(Structured figure records)
◆ ◆ ◆ ◆

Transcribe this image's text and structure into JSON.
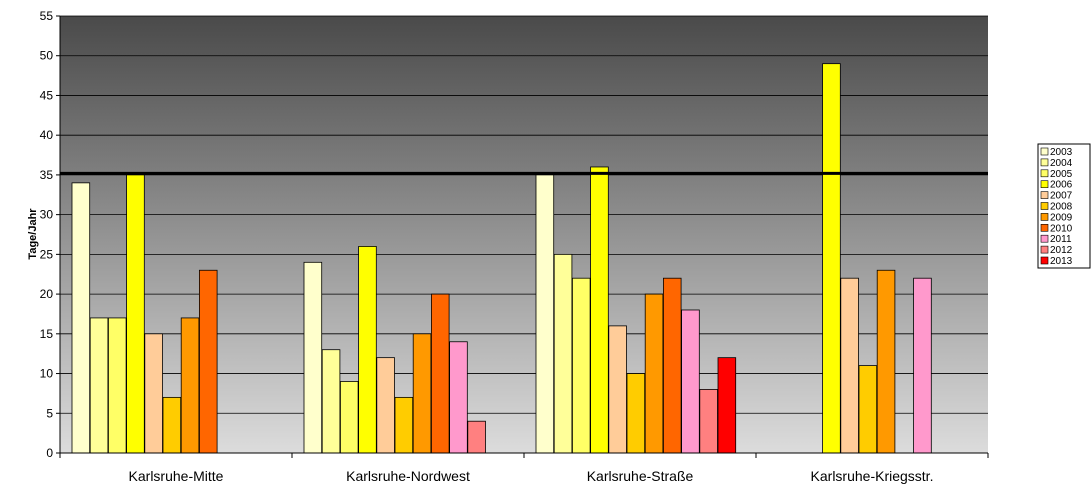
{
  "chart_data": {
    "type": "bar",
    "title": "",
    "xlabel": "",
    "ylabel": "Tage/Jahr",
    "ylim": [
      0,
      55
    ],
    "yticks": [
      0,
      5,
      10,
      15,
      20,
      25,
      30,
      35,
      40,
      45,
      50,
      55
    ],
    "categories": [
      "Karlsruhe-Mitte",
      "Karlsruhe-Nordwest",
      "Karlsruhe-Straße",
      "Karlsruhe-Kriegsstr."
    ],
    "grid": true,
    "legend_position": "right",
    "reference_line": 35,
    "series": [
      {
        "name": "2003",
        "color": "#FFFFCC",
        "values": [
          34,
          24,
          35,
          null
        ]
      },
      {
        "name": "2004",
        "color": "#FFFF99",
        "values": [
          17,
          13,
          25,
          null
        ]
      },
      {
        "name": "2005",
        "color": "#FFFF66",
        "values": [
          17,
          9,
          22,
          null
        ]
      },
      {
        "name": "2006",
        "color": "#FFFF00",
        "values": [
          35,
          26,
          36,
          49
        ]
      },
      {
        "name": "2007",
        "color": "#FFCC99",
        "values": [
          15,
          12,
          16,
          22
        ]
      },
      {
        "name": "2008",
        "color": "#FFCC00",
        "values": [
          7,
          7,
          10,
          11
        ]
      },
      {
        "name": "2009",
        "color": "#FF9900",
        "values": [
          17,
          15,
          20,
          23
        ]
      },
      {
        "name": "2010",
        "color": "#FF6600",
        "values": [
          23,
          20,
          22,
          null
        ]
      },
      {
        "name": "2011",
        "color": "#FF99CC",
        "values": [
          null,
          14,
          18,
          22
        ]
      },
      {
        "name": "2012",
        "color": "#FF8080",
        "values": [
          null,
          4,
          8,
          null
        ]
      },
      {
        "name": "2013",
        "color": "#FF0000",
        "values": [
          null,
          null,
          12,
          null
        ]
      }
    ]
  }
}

◆ ◆ ◆ ◆

Gather all lines with the string "name" from the data.

Exercise response ▸
        "name": "2003",
        "name": "2004",
        "name": "2005",
        "name": "2006",
        "name": "2007",
        "name": "2008",
        "name": "2009",
        "name": "2010",
        "name": "2011",
        "name": "2012",
        "name": "2013",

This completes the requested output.